Rewrite the data below, swapping "window-frame" for "window-outline" everywhere it shows up and keeping everything else the same.

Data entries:
◆ ◆ ◆

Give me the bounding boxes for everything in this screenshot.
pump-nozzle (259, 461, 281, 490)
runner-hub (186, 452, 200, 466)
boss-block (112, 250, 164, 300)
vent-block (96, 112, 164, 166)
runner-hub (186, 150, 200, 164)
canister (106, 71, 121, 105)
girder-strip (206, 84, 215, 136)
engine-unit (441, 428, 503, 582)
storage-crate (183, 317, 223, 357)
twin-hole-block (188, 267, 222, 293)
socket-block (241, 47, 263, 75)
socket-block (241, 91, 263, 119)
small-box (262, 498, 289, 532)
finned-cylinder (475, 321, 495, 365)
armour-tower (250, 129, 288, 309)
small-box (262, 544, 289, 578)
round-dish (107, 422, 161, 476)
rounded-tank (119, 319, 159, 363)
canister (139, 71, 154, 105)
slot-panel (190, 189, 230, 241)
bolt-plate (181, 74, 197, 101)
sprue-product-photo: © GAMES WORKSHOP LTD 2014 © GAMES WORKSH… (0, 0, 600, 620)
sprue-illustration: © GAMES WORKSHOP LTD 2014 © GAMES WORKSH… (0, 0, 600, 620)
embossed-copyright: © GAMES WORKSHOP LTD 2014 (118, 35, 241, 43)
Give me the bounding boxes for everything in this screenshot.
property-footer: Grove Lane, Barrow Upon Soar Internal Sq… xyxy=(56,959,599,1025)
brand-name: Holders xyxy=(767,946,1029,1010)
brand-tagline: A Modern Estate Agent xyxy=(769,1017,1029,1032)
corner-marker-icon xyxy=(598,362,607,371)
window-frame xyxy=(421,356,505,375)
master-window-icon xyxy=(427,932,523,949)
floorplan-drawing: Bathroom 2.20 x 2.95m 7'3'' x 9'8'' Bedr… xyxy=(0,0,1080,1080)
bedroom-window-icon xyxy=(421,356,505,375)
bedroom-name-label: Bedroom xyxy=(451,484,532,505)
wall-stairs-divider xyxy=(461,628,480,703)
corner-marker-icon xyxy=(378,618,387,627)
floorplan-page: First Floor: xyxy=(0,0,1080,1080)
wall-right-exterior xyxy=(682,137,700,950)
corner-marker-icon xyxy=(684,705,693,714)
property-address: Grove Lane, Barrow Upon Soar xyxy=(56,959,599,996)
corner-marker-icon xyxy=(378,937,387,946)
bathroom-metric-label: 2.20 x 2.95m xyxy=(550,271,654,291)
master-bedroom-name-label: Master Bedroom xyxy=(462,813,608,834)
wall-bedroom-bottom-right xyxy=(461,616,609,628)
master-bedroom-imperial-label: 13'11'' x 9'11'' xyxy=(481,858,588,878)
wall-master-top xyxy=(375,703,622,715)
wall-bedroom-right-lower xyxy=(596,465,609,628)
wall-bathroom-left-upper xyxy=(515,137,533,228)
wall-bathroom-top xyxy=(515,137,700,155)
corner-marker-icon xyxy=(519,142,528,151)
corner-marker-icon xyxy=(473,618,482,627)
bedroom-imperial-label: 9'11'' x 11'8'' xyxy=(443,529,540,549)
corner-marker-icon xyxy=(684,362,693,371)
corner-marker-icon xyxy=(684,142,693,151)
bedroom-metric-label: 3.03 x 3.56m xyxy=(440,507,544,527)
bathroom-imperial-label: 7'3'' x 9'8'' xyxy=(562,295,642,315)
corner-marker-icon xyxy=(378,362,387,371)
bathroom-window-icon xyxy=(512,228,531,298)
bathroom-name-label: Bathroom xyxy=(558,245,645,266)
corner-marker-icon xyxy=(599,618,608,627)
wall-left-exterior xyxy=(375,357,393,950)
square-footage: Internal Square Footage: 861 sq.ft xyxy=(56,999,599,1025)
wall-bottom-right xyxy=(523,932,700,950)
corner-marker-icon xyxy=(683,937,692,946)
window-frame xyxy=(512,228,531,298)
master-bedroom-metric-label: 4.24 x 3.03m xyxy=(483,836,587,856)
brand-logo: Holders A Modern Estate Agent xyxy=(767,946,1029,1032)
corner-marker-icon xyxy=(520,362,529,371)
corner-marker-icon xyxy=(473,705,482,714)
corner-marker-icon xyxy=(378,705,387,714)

◆ ◆ ◆

Exercise response:
Give me the bounding boxes for everything in this screenshot.
pump-nozzle (259, 461, 281, 490)
runner-hub (186, 452, 200, 466)
boss-block (112, 250, 164, 300)
vent-block (96, 112, 164, 166)
runner-hub (186, 150, 200, 164)
canister (106, 71, 121, 105)
girder-strip (206, 84, 215, 136)
engine-unit (441, 428, 503, 582)
storage-crate (183, 317, 223, 357)
twin-hole-block (188, 267, 222, 293)
socket-block (241, 47, 263, 75)
socket-block (241, 91, 263, 119)
small-box (262, 498, 289, 532)
finned-cylinder (475, 321, 495, 365)
armour-tower (250, 129, 288, 309)
small-box (262, 544, 289, 578)
round-dish (107, 422, 161, 476)
rounded-tank (119, 319, 159, 363)
canister (139, 71, 154, 105)
slot-panel (190, 189, 230, 241)
bolt-plate (181, 74, 197, 101)
sprue-product-photo: © GAMES WORKSHOP LTD 2014 © GAMES WORKSH… (0, 0, 600, 620)
sprue-illustration: © GAMES WORKSHOP LTD 2014 © GAMES WORKSH… (0, 0, 600, 620)
embossed-copyright: © GAMES WORKSHOP LTD 2014 (118, 35, 241, 43)
Give me the bounding boxes for everything in this screenshot.
property-footer: Grove Lane, Barrow Upon Soar Internal Sq… xyxy=(56,959,599,1025)
brand-name: Holders xyxy=(767,946,1029,1010)
brand-tagline: A Modern Estate Agent xyxy=(769,1017,1029,1032)
corner-marker-icon xyxy=(598,362,607,371)
window-outline xyxy=(421,356,505,375)
master-window-icon xyxy=(427,932,523,949)
floorplan-drawing: Bathroom 2.20 x 2.95m 7'3'' x 9'8'' Bedr… xyxy=(0,0,1080,1080)
bedroom-window-icon xyxy=(421,356,505,375)
bedroom-name-label: Bedroom xyxy=(451,484,532,505)
wall-stairs-divider xyxy=(461,628,480,703)
corner-marker-icon xyxy=(378,618,387,627)
floorplan-page: First Floor: xyxy=(0,0,1080,1080)
wall-right-exterior xyxy=(682,137,700,950)
corner-marker-icon xyxy=(684,705,693,714)
property-address: Grove Lane, Barrow Upon Soar xyxy=(56,959,599,996)
corner-marker-icon xyxy=(378,937,387,946)
bathroom-metric-label: 2.20 x 2.95m xyxy=(550,271,654,291)
master-bedroom-name-label: Master Bedroom xyxy=(462,813,608,834)
wall-bedroom-bottom-right xyxy=(461,616,609,628)
master-bedroom-imperial-label: 13'11'' x 9'11'' xyxy=(481,858,588,878)
wall-master-top xyxy=(375,703,622,715)
wall-bedroom-right-lower xyxy=(596,465,609,628)
wall-bathroom-left-upper xyxy=(515,137,533,228)
wall-bathroom-top xyxy=(515,137,700,155)
corner-marker-icon xyxy=(519,142,528,151)
corner-marker-icon xyxy=(473,618,482,627)
bedroom-imperial-label: 9'11'' x 11'8'' xyxy=(443,529,540,549)
corner-marker-icon xyxy=(684,362,693,371)
corner-marker-icon xyxy=(684,142,693,151)
bedroom-metric-label: 3.03 x 3.56m xyxy=(440,507,544,527)
bathroom-imperial-label: 7'3'' x 9'8'' xyxy=(562,295,642,315)
corner-marker-icon xyxy=(378,362,387,371)
bathroom-window-icon xyxy=(512,228,531,298)
bathroom-name-label: Bathroom xyxy=(558,245,645,266)
corner-marker-icon xyxy=(599,618,608,627)
wall-left-exterior xyxy=(375,357,393,950)
square-footage: Internal Square Footage: 861 sq.ft xyxy=(56,999,599,1025)
wall-bottom-right xyxy=(523,932,700,950)
corner-marker-icon xyxy=(683,937,692,946)
window-outline xyxy=(512,228,531,298)
master-bedroom-metric-label: 4.24 x 3.03m xyxy=(483,836,587,856)
brand-logo: Holders A Modern Estate Agent xyxy=(767,946,1029,1032)
corner-marker-icon xyxy=(520,362,529,371)
corner-marker-icon xyxy=(473,705,482,714)
corner-marker-icon xyxy=(378,705,387,714)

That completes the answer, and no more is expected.